--- Problem details ---
Retype the listing that follows, word for word.

--- Task input ---
_ _ _ _ _ _ _

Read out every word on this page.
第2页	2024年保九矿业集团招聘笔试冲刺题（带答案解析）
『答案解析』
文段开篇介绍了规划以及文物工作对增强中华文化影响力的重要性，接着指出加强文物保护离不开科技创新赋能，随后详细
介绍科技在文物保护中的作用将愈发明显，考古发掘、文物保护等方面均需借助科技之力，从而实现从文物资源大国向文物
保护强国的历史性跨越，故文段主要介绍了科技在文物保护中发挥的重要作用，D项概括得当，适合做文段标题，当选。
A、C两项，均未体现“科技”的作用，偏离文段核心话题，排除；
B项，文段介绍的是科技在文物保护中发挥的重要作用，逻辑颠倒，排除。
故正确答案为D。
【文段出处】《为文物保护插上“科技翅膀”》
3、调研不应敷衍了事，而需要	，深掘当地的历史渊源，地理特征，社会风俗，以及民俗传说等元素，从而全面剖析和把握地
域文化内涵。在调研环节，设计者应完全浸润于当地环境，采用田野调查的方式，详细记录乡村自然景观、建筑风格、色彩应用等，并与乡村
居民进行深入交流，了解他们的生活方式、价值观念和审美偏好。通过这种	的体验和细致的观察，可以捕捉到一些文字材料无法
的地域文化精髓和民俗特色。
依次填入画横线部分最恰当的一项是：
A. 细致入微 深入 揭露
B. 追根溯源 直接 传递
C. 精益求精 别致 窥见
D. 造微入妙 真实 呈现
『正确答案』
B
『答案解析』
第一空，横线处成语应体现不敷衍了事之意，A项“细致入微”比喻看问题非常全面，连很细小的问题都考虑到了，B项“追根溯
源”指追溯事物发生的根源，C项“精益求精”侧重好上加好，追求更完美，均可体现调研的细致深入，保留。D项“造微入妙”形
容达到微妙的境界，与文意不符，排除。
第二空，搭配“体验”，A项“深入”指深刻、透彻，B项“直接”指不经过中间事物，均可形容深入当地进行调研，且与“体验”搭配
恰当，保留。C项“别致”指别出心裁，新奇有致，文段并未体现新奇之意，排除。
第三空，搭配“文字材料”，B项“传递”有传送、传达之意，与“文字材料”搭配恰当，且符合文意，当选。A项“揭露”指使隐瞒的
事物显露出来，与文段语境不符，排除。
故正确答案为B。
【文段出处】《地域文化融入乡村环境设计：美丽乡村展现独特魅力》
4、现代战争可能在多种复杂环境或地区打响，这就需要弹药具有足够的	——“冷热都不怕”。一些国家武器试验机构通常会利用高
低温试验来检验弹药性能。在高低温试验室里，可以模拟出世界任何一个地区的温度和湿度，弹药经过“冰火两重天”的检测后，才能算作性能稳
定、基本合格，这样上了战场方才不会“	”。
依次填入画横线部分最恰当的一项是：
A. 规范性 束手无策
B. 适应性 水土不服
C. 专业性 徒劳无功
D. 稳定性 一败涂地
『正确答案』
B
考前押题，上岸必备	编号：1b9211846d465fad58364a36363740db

_ _ _ _ _ _ _

--- Finished task ---
Read out every word on this page.
第2页	2024年保九矿业集团招聘笔试冲刺题（带答案解析）
『答案解析』
文段开篇介绍了规划以及文物工作对增强中华文化影响力的重要性，接着指出加强文物保护离不开科技创新赋能，随后详细
介绍科技在文物保护中的作用将愈发明显，考古发掘、文物保护等方面均需借助科技之力，从而实现从文物资源大国向文物
保护强国的历史性跨越，故文段主要介绍了科技在文物保护中发挥的重要作用，D项概括得当，适合做文段标题，当选。
A、C两项，均未体现“科技”的作用，偏离文段核心话题，排除；
B项，文段介绍的是科技在文物保护中发挥的重要作用，逻辑颠倒，排除。
故正确答案为D。
【文段出处】《为文物保护插上“科技翅膀”》
3、调研不应敷衍了事，而需要	，深掘当地的历史渊源，地理特征，社会风俗，以及民俗传说等元素，从而全面剖析和把握地
域文化内涵。在调研环节，设计者应完全浸润于当地环境，采用田野调查的方式，详细记录乡村自然景观、建筑风格、色彩应用等，并与乡村
居民进行深入交流，了解他们的生活方式、价值观念和审美偏好。通过这种	的体验和细致的观察，可以捕捉到一些文字材料无法
的地域文化精髓和民俗特色。
依次填入画横线部分最恰当的一项是：
A. 细致入微 深入 揭露
B. 追根溯源 直接 传递
C. 精益求精 别致 窥见
D. 造微入妙 真实 呈现
『正确答案』
B
『答案解析』
第一空，横线处成语应体现不敷衍了事之意，A项“细致入微”比喻看问题非常全面，连很细小的问题都考虑到了，B项“追根溯
源”指追溯事物发生的根源，C项“精益求精”侧重好上加好，追求更完美，均可体现调研的细致深入，保留。D项“造微入妙”形
容达到微妙的境界，与文意不符，排除。
第二空，搭配“体验”，A项“深入”指深刻、透彻，B项“直接”指不经过中间事物，均可形容深入当地进行调研，且与“体验”搭配
恰当，保留。C项“别致”指别出心裁，新奇有致，文段并未体现新奇之意，排除。
第三空，搭配“文字材料”，B项“传递”有传送、传达之意，与“文字材料”搭配恰当，且符合文意，当选。A项“揭露”指使隐瞒的
事物显露出来，与文段语境不符，排除。
故正确答案为B。
【文段出处】《地域文化融入乡村环境设计：美丽乡村展现独特魅力》
4、现代战争可能在多种复杂环境或地区打响，这就需要弹药具有足够的	——“冷热都不怕”。一些国家武器试验机构通常会利用高
低温试验来检验弹药性能。在高低温试验室里，可以模拟出世界任何一个地区的温度和湿度，弹药经过“冰火两重天”的检测后，才能算作性能稳
定、基本合格，这样上了战场方才不会“	”。
依次填入画横线部分最恰当的一项是：
A. 规范性 束手无策
B. 适应性 水土不服
C. 专业性 徒劳无功
D. 稳定性 一败涂地
『正确答案』
B
考前押题，上岸必备	编号：1b9211846d465fad58364a36363740db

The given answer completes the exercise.